• WHAT TO DO: Would you quote every entry exactly, dropping only the pictures?

• SUPPLIED DATA:
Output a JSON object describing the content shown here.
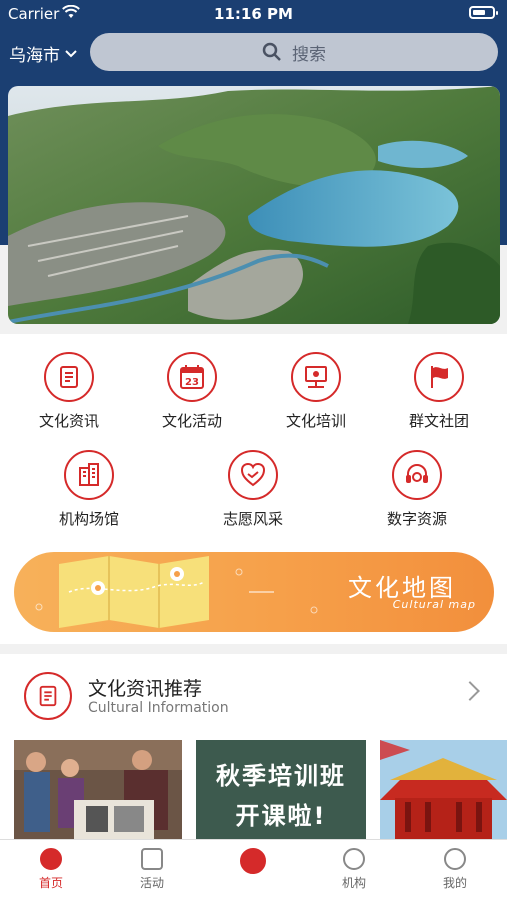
{
  "status": {
    "carrier": "Carrier",
    "time": "11:16 PM"
  },
  "header": {
    "city": "乌海市",
    "search_placeholder": "搜索"
  },
  "icons": [
    {
      "label": "文化资讯",
      "icon": "document-icon"
    },
    {
      "label": "文化活动",
      "icon": "calendar-icon"
    },
    {
      "label": "文化培训",
      "icon": "training-icon"
    },
    {
      "label": "群文社团",
      "icon": "flag-icon"
    },
    {
      "label": "机构场馆",
      "icon": "building-icon"
    },
    {
      "label": "志愿风采",
      "icon": "handshake-icon"
    },
    {
      "label": "数字资源",
      "icon": "headset-icon"
    }
  ],
  "calendar_day": "23",
  "map_banner": {
    "title": "文化地图",
    "subtitle": "Cultural map"
  },
  "section": {
    "title": "文化资讯推荐",
    "subtitle": "Cultural Information"
  },
  "cards": {
    "training_text_1": "秋季培训班",
    "training_text_2": "开课啦!"
  },
  "tabbar": [
    {
      "label": "首页",
      "active": true
    },
    {
      "label": "活动",
      "active": false
    },
    {
      "label": "",
      "active": false
    },
    {
      "label": "机构",
      "active": false
    },
    {
      "label": "我的",
      "active": false
    }
  ],
  "colors": {
    "accent": "#d52a2a",
    "header": "#1b3f72",
    "map_orange": "#f6a04a"
  }
}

• EXERCISE OUTPUT:
Output a JSON object describing the content shown here.
{
  "status": {
    "carrier": "Carrier",
    "time": "11:16 PM"
  },
  "header": {
    "city": "乌海市",
    "search_placeholder": "搜索"
  },
  "icons": [
    {
      "label": "文化资讯",
      "icon": "document-icon"
    },
    {
      "label": "文化活动",
      "icon": "calendar-icon"
    },
    {
      "label": "文化培训",
      "icon": "training-icon"
    },
    {
      "label": "群文社团",
      "icon": "flag-icon"
    },
    {
      "label": "机构场馆",
      "icon": "building-icon"
    },
    {
      "label": "志愿风采",
      "icon": "handshake-icon"
    },
    {
      "label": "数字资源",
      "icon": "headset-icon"
    }
  ],
  "calendar_day": "23",
  "map_banner": {
    "title": "文化地图",
    "subtitle": "Cultural map"
  },
  "section": {
    "title": "文化资讯推荐",
    "subtitle": "Cultural Information"
  },
  "cards": {
    "training_text_1": "秋季培训班",
    "training_text_2": "开课啦!"
  },
  "tabbar": [
    {
      "label": "首页",
      "active": true
    },
    {
      "label": "活动",
      "active": false
    },
    {
      "label": "",
      "active": false
    },
    {
      "label": "机构",
      "active": false
    },
    {
      "label": "我的",
      "active": false
    }
  ],
  "colors": {
    "accent": "#d52a2a",
    "header": "#1b3f72",
    "map_orange": "#f6a04a"
  }
}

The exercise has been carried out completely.